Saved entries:
____

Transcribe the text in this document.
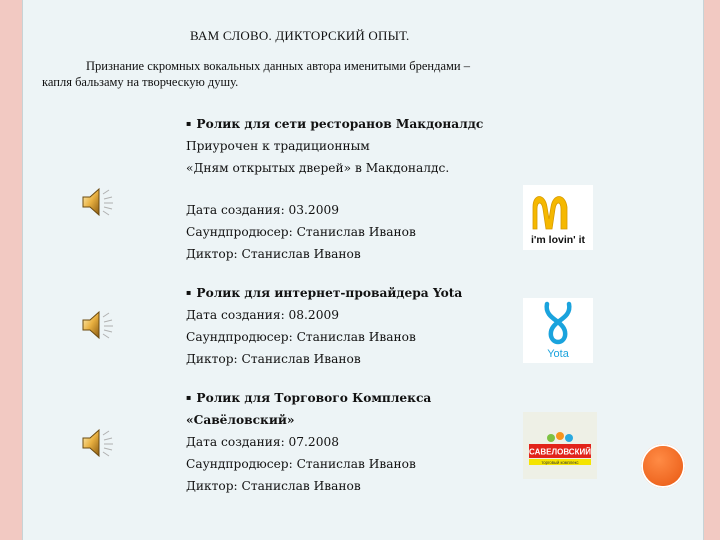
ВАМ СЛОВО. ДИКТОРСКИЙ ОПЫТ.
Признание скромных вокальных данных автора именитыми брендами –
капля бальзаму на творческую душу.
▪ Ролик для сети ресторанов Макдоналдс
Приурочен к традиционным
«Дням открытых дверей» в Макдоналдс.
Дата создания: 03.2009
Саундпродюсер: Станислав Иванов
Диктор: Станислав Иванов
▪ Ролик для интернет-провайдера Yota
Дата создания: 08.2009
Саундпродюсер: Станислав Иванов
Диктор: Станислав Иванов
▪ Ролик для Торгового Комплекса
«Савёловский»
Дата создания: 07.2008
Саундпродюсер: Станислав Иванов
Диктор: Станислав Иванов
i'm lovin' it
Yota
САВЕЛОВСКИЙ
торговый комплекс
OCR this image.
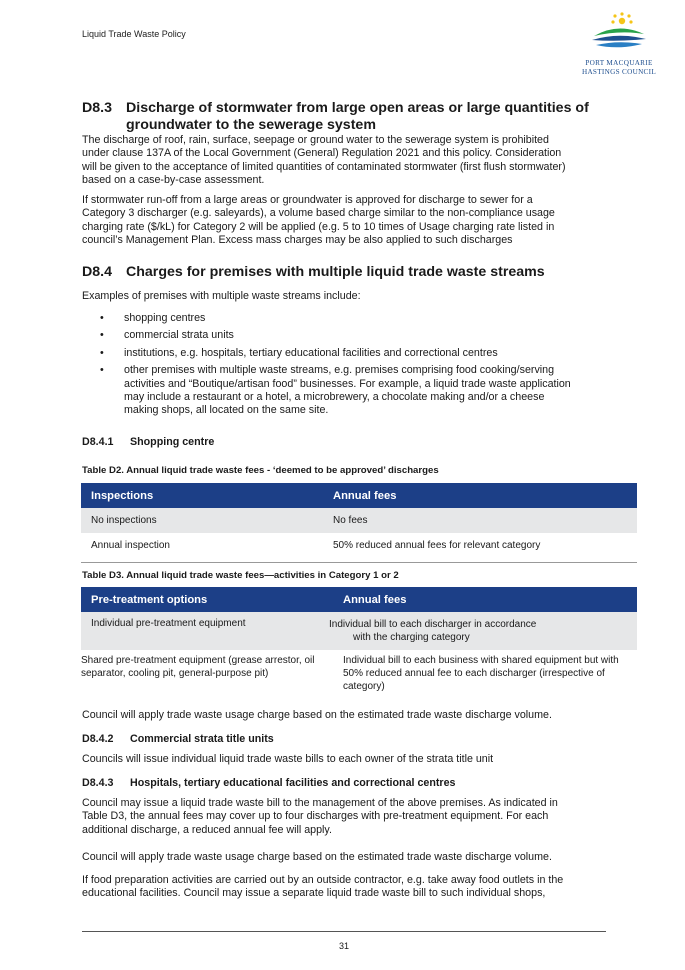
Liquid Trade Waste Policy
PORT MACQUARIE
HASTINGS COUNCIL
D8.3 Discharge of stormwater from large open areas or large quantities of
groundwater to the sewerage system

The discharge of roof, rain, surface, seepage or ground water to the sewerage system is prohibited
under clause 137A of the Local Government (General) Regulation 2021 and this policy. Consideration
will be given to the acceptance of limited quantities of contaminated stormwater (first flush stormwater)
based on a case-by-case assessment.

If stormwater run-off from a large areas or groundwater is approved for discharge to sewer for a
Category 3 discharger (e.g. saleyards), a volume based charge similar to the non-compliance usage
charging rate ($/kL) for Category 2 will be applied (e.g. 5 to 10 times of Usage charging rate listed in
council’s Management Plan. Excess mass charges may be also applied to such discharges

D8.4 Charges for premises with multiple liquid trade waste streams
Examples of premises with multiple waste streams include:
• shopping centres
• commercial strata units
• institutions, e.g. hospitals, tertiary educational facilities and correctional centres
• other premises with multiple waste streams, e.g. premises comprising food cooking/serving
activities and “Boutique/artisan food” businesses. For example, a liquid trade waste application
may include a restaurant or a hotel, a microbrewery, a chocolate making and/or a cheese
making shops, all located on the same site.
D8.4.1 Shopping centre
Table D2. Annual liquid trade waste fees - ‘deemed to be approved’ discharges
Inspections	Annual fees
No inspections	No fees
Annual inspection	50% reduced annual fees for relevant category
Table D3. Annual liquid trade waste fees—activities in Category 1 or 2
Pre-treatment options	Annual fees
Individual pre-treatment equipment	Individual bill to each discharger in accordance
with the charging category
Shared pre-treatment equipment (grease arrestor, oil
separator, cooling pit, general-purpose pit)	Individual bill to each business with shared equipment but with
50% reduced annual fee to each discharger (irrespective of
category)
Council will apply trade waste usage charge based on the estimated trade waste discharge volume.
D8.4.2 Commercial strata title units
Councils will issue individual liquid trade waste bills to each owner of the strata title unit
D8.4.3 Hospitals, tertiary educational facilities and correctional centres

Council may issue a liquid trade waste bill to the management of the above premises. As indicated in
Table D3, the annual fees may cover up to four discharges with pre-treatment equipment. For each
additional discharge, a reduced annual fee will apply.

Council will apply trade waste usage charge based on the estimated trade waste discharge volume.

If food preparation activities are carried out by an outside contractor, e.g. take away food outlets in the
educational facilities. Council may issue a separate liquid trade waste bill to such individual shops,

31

____

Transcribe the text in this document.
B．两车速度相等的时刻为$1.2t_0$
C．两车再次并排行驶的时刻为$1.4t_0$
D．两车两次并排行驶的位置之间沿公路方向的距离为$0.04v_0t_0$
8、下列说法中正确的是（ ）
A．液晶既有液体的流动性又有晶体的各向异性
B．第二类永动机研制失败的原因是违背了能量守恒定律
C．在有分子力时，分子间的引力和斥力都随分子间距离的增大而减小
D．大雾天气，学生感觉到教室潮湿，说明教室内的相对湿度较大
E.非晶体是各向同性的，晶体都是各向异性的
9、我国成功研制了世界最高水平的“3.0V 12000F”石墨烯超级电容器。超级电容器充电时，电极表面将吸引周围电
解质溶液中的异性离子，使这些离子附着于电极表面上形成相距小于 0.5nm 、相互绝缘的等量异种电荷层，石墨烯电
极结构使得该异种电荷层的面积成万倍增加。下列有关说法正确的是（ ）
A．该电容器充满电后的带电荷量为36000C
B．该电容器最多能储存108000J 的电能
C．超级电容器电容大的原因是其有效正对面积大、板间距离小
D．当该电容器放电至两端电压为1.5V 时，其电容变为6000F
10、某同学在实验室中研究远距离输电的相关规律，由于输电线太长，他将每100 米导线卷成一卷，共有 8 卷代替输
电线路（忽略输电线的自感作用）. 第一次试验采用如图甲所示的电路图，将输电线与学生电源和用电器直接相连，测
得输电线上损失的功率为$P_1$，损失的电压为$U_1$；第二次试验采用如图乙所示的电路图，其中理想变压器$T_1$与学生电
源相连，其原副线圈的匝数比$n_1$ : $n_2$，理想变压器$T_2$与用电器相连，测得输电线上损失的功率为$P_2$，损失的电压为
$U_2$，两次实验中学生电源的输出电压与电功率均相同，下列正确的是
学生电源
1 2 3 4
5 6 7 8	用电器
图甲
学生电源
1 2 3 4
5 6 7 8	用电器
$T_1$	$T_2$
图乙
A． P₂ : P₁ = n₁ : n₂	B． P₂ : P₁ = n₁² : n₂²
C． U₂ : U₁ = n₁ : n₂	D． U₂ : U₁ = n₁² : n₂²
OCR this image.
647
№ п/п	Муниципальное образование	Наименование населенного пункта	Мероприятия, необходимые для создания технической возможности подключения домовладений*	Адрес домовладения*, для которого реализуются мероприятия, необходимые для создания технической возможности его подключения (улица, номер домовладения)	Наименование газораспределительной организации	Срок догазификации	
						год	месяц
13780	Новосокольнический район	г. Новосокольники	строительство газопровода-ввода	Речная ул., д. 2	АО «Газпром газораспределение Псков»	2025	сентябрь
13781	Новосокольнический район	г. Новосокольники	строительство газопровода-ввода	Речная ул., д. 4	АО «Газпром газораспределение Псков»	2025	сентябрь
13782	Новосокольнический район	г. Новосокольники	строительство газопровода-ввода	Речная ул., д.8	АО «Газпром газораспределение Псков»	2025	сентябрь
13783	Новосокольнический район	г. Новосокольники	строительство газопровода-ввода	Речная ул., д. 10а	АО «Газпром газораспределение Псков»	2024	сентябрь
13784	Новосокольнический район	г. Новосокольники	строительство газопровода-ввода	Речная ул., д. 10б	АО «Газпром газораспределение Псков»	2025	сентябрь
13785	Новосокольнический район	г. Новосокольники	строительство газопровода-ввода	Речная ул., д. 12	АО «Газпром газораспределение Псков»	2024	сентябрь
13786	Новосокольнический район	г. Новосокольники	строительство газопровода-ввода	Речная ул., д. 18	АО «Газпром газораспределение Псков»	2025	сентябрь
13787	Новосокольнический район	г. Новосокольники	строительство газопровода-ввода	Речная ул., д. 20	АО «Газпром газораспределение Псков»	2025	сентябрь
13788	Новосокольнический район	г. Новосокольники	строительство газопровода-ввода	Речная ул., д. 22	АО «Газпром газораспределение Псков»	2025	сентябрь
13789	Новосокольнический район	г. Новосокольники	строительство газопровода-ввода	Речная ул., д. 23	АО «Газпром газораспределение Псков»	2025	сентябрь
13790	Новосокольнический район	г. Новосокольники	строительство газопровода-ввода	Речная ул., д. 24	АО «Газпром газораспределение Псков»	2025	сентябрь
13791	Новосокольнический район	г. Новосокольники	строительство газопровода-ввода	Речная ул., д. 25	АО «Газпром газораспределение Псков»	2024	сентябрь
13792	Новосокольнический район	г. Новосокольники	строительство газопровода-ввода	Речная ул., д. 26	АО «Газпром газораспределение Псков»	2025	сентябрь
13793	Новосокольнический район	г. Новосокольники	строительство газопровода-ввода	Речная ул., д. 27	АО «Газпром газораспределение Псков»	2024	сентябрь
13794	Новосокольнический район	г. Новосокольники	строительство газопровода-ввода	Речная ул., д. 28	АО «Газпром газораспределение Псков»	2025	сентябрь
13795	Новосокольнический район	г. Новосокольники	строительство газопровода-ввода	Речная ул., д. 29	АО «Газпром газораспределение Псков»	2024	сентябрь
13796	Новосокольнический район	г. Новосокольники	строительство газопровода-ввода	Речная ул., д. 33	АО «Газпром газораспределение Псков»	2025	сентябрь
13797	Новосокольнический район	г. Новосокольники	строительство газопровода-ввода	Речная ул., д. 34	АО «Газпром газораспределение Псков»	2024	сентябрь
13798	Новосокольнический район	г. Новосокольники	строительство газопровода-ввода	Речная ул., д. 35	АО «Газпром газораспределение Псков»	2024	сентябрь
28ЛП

____

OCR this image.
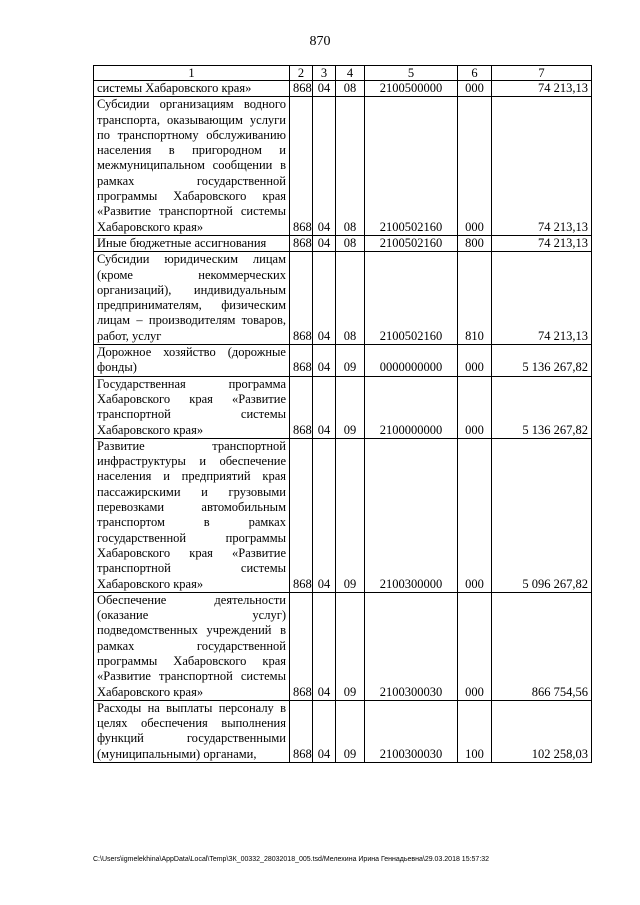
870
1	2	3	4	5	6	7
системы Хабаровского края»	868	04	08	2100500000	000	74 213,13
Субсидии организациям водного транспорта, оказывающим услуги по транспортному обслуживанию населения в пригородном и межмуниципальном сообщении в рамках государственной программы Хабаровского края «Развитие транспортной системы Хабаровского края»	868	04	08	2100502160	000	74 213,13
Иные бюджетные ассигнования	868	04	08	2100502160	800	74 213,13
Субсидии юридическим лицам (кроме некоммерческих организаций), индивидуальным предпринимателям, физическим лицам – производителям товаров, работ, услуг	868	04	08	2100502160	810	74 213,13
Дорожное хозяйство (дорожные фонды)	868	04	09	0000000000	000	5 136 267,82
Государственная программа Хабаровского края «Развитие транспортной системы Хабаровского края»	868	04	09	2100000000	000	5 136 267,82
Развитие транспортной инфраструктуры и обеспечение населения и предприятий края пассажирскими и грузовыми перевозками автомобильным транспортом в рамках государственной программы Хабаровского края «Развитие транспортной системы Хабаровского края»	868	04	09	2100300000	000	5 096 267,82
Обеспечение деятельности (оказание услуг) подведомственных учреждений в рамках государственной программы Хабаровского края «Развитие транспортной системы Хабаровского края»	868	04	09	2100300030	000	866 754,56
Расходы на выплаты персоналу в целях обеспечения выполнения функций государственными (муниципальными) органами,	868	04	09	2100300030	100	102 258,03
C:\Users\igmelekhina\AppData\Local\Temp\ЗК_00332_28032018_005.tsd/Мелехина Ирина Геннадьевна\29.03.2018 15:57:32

____

EXERCISE DESCRIPTION - Return all the lines that contain the string "края".

EXERCISE RESPONSE -
системы Хабаровского края»	868	04	08	2100500000	000	74 213,13
Субсидии организациям водного транспорта, оказывающим услуги по транспортному обслуживанию населения в пригородном и межмуниципальном сообщении в рамках государственной программы Хабаровского края «Развитие транспортной системы Хабаровского края»	868	04	08	2100502160	000	74 213,13
Государственная программа Хабаровского края «Развитие транспортной системы Хабаровского края»	868	04	09	2100000000	000	5 136 267,82
Развитие транспортной инфраструктуры и обеспечение населения и предприятий края пассажирскими и грузовыми перевозками автомобильным транспортом в рамках государственной программы Хабаровского края «Развитие транспортной системы Хабаровского края»	868	04	09	2100300000	000	5 096 267,82
Обеспечение деятельности (оказание услуг) подведомственных учреждений в рамках государственной программы Хабаровского края «Развитие транспортной системы Хабаровского края»	868	04	09	2100300030	000	866 754,56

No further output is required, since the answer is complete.